start Excerpted data

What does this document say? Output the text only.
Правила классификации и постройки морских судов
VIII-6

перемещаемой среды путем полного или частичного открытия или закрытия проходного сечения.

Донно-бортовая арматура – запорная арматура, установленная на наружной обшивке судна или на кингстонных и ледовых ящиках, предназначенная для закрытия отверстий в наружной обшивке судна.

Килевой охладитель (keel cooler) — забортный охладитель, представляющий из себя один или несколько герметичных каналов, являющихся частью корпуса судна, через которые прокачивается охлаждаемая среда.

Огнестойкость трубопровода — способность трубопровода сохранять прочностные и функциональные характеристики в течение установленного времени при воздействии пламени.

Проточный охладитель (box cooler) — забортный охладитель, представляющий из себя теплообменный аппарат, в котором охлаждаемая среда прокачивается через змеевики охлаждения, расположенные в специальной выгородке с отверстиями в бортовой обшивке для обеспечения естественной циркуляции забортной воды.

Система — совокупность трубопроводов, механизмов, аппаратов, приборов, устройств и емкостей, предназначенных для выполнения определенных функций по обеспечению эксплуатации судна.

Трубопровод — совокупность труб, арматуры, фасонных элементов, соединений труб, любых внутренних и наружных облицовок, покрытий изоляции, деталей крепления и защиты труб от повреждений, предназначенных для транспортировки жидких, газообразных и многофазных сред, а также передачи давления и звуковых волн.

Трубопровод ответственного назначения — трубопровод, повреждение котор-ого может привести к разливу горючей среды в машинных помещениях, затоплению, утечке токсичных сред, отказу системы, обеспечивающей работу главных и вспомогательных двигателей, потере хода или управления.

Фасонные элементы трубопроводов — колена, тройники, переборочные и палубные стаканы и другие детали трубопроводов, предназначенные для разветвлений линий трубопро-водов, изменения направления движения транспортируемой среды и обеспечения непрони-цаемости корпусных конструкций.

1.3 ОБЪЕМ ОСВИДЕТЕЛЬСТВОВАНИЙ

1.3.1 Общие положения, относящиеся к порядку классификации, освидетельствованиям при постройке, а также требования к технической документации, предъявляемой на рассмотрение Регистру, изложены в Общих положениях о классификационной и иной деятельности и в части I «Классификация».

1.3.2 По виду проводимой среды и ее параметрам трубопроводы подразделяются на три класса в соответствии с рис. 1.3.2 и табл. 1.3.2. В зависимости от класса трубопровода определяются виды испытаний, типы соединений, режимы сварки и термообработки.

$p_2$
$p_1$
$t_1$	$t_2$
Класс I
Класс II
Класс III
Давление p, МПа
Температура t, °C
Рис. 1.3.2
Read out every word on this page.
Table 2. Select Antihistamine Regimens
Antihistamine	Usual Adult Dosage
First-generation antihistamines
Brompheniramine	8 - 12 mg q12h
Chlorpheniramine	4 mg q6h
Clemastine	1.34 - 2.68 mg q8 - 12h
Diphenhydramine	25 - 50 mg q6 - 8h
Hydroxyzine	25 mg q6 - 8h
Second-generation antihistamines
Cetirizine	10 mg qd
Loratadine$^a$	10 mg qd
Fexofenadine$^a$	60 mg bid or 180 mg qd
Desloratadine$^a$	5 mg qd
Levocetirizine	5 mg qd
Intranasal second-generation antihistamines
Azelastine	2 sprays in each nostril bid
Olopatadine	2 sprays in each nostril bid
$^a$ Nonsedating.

end Excerpted data

- _Job_: Every line above should be printed again exactly as it stands.

- _Response for this exercise_:
What does this document say? Output the text only.
Правила классификации и постройки морских судов
VIII-6

перемещаемой среды путем полного или частичного открытия или закрытия проходного сечения.

Донно-бортовая арматура – запорная арматура, установленная на наружной обшивке судна или на кингстонных и ледовых ящиках, предназначенная для закрытия отверстий в наружной обшивке судна.

Килевой охладитель (keel cooler) — забортный охладитель, представляющий из себя один или несколько герметичных каналов, являющихся частью корпуса судна, через которые прокачивается охлаждаемая среда.

Огнестойкость трубопровода — способность трубопровода сохранять прочностные и функциональные характеристики в течение установленного времени при воздействии пламени.

Проточный охладитель (box cooler) — забортный охладитель, представляющий из себя теплообменный аппарат, в котором охлаждаемая среда прокачивается через змеевики охлаждения, расположенные в специальной выгородке с отверстиями в бортовой обшивке для обеспечения естественной циркуляции забортной воды.

Система — совокупность трубопроводов, механизмов, аппаратов, приборов, устройств и емкостей, предназначенных для выполнения определенных функций по обеспечению эксплуатации судна.

Трубопровод — совокупность труб, арматуры, фасонных элементов, соединений труб, любых внутренних и наружных облицовок, покрытий изоляции, деталей крепления и защиты труб от повреждений, предназначенных для транспортировки жидких, газообразных и многофазных сред, а также передачи давления и звуковых волн.

Трубопровод ответственного назначения — трубопровод, повреждение котор-ого может привести к разливу горючей среды в машинных помещениях, затоплению, утечке токсичных сред, отказу системы, обеспечивающей работу главных и вспомогательных двигателей, потере хода или управления.

Фасонные элементы трубопроводов — колена, тройники, переборочные и палубные стаканы и другие детали трубопроводов, предназначенные для разветвлений линий трубопро-водов, изменения направления движения транспортируемой среды и обеспечения непрони-цаемости корпусных конструкций.

1.3 ОБЪЕМ ОСВИДЕТЕЛЬСТВОВАНИЙ

1.3.1 Общие положения, относящиеся к порядку классификации, освидетельствованиям при постройке, а также требования к технической документации, предъявляемой на рассмотрение Регистру, изложены в Общих положениях о классификационной и иной деятельности и в части I «Классификация».

1.3.2 По виду проводимой среды и ее параметрам трубопроводы подразделяются на три класса в соответствии с рис. 1.3.2 и табл. 1.3.2. В зависимости от класса трубопровода определяются виды испытаний, типы соединений, режимы сварки и термообработки.

$p_2$
$p_1$
$t_1$	$t_2$
Класс I
Класс II
Класс III
Давление p, МПа
Температура t, °C
Рис. 1.3.2
Read out every word on this page.
Table 2. Select Antihistamine Regimens
Antihistamine	Usual Adult Dosage
First-generation antihistamines
Brompheniramine	8 - 12 mg q12h
Chlorpheniramine	4 mg q6h
Clemastine	1.34 - 2.68 mg q8 - 12h
Diphenhydramine	25 - 50 mg q6 - 8h
Hydroxyzine	25 mg q6 - 8h
Second-generation antihistamines
Cetirizine	10 mg qd
Loratadine$^a$	10 mg qd
Fexofenadine$^a$	60 mg bid or 180 mg qd
Desloratadine$^a$	5 mg qd
Levocetirizine	5 mg qd
Intranasal second-generation antihistamines
Azelastine	2 sprays in each nostril bid
Olopatadine	2 sprays in each nostril bid
$^a$ Nonsedating.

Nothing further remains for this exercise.